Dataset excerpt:
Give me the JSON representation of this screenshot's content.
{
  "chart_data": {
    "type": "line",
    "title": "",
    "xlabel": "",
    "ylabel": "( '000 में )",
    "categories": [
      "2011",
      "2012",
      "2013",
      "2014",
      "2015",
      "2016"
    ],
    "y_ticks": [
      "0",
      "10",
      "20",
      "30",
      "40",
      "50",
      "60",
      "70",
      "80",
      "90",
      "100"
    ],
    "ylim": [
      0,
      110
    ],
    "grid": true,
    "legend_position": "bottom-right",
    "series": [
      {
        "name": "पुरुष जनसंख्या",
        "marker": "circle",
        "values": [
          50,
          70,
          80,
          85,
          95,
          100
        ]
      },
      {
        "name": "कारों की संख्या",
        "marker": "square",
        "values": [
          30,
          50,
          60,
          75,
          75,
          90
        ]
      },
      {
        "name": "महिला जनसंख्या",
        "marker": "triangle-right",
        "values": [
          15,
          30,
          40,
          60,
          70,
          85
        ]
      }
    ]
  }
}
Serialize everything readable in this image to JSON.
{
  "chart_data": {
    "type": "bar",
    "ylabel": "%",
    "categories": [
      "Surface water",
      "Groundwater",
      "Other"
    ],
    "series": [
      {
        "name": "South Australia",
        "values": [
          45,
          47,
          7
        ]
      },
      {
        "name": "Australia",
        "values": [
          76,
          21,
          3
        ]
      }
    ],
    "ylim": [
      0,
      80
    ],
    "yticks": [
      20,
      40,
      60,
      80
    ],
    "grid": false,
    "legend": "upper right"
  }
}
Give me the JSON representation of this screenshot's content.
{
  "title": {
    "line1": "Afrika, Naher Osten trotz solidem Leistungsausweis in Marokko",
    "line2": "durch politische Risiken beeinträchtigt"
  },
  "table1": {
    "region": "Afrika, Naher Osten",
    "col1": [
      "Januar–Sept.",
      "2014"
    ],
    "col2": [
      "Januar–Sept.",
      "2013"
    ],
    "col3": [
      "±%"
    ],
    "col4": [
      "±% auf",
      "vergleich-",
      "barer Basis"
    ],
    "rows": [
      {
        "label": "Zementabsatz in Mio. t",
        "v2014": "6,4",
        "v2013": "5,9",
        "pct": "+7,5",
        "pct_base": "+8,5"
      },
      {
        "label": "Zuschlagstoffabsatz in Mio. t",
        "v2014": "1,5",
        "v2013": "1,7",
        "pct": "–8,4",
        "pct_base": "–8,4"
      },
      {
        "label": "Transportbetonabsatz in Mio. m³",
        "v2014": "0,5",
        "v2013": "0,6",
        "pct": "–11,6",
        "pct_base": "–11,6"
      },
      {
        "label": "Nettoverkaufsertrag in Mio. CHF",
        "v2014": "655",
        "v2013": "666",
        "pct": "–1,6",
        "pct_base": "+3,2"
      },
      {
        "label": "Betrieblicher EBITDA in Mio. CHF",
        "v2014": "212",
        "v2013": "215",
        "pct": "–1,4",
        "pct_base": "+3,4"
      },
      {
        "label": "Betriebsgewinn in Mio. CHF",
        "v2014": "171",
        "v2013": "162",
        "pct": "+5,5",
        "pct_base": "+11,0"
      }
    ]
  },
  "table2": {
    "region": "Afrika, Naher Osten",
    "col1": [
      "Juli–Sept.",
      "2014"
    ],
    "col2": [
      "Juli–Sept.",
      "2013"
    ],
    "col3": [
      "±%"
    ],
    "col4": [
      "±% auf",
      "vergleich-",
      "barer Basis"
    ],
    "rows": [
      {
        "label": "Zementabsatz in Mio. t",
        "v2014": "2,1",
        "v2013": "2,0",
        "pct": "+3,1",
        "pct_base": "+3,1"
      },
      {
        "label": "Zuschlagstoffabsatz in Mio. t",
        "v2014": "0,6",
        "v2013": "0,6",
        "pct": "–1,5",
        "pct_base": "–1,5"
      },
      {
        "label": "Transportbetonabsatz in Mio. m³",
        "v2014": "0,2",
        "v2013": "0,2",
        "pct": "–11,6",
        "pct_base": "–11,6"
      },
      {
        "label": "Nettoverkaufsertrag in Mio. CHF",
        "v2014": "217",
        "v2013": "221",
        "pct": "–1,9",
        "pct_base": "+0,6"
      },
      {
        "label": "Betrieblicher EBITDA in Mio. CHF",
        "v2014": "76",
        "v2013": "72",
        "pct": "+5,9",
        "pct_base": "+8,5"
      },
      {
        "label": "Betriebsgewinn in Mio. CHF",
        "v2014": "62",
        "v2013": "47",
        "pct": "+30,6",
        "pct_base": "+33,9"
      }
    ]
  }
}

(Exercise directions):
The entries above must be returned exactly.

(Result of this exercise):
Give me the JSON representation of this screenshot's content.
{
  "chart_data": {
    "type": "line",
    "title": "",
    "xlabel": "",
    "ylabel": "( '000 में )",
    "categories": [
      "2011",
      "2012",
      "2013",
      "2014",
      "2015",
      "2016"
    ],
    "y_ticks": [
      "0",
      "10",
      "20",
      "30",
      "40",
      "50",
      "60",
      "70",
      "80",
      "90",
      "100"
    ],
    "ylim": [
      0,
      110
    ],
    "grid": true,
    "legend_position": "bottom-right",
    "series": [
      {
        "name": "पुरुष जनसंख्या",
        "marker": "circle",
        "values": [
          50,
          70,
          80,
          85,
          95,
          100
        ]
      },
      {
        "name": "कारों की संख्या",
        "marker": "square",
        "values": [
          30,
          50,
          60,
          75,
          75,
          90
        ]
      },
      {
        "name": "महिला जनसंख्या",
        "marker": "triangle-right",
        "values": [
          15,
          30,
          40,
          60,
          70,
          85
        ]
      }
    ]
  }
}
Serialize everything readable in this image to JSON.
{
  "chart_data": {
    "type": "bar",
    "ylabel": "%",
    "categories": [
      "Surface water",
      "Groundwater",
      "Other"
    ],
    "series": [
      {
        "name": "South Australia",
        "values": [
          45,
          47,
          7
        ]
      },
      {
        "name": "Australia",
        "values": [
          76,
          21,
          3
        ]
      }
    ],
    "ylim": [
      0,
      80
    ],
    "yticks": [
      20,
      40,
      60,
      80
    ],
    "grid": false,
    "legend": "upper right"
  }
}
Give me the JSON representation of this screenshot's content.
{
  "title": {
    "line1": "Afrika, Naher Osten trotz solidem Leistungsausweis in Marokko",
    "line2": "durch politische Risiken beeinträchtigt"
  },
  "table1": {
    "region": "Afrika, Naher Osten",
    "col1": [
      "Januar–Sept.",
      "2014"
    ],
    "col2": [
      "Januar–Sept.",
      "2013"
    ],
    "col3": [
      "±%"
    ],
    "col4": [
      "±% auf",
      "vergleich-",
      "barer Basis"
    ],
    "rows": [
      {
        "label": "Zementabsatz in Mio. t",
        "v2014": "6,4",
        "v2013": "5,9",
        "pct": "+7,5",
        "pct_base": "+8,5"
      },
      {
        "label": "Zuschlagstoffabsatz in Mio. t",
        "v2014": "1,5",
        "v2013": "1,7",
        "pct": "–8,4",
        "pct_base": "–8,4"
      },
      {
        "label": "Transportbetonabsatz in Mio. m³",
        "v2014": "0,5",
        "v2013": "0,6",
        "pct": "–11,6",
        "pct_base": "–11,6"
      },
      {
        "label": "Nettoverkaufsertrag in Mio. CHF",
        "v2014": "655",
        "v2013": "666",
        "pct": "–1,6",
        "pct_base": "+3,2"
      },
      {
        "label": "Betrieblicher EBITDA in Mio. CHF",
        "v2014": "212",
        "v2013": "215",
        "pct": "–1,4",
        "pct_base": "+3,4"
      },
      {
        "label": "Betriebsgewinn in Mio. CHF",
        "v2014": "171",
        "v2013": "162",
        "pct": "+5,5",
        "pct_base": "+11,0"
      }
    ]
  },
  "table2": {
    "region": "Afrika, Naher Osten",
    "col1": [
      "Juli–Sept.",
      "2014"
    ],
    "col2": [
      "Juli–Sept.",
      "2013"
    ],
    "col3": [
      "±%"
    ],
    "col4": [
      "±% auf",
      "vergleich-",
      "barer Basis"
    ],
    "rows": [
      {
        "label": "Zementabsatz in Mio. t",
        "v2014": "2,1",
        "v2013": "2,0",
        "pct": "+3,1",
        "pct_base": "+3,1"
      },
      {
        "label": "Zuschlagstoffabsatz in Mio. t",
        "v2014": "0,6",
        "v2013": "0,6",
        "pct": "–1,5",
        "pct_base": "–1,5"
      },
      {
        "label": "Transportbetonabsatz in Mio. m³",
        "v2014": "0,2",
        "v2013": "0,2",
        "pct": "–11,6",
        "pct_base": "–11,6"
      },
      {
        "label": "Nettoverkaufsertrag in Mio. CHF",
        "v2014": "217",
        "v2013": "221",
        "pct": "–1,9",
        "pct_base": "+0,6"
      },
      {
        "label": "Betrieblicher EBITDA in Mio. CHF",
        "v2014": "76",
        "v2013": "72",
        "pct": "+5,9",
        "pct_base": "+8,5"
      },
      {
        "label": "Betriebsgewinn in Mio. CHF",
        "v2014": "62",
        "v2013": "47",
        "pct": "+30,6",
        "pct_base": "+33,9"
      }
    ]
  }
}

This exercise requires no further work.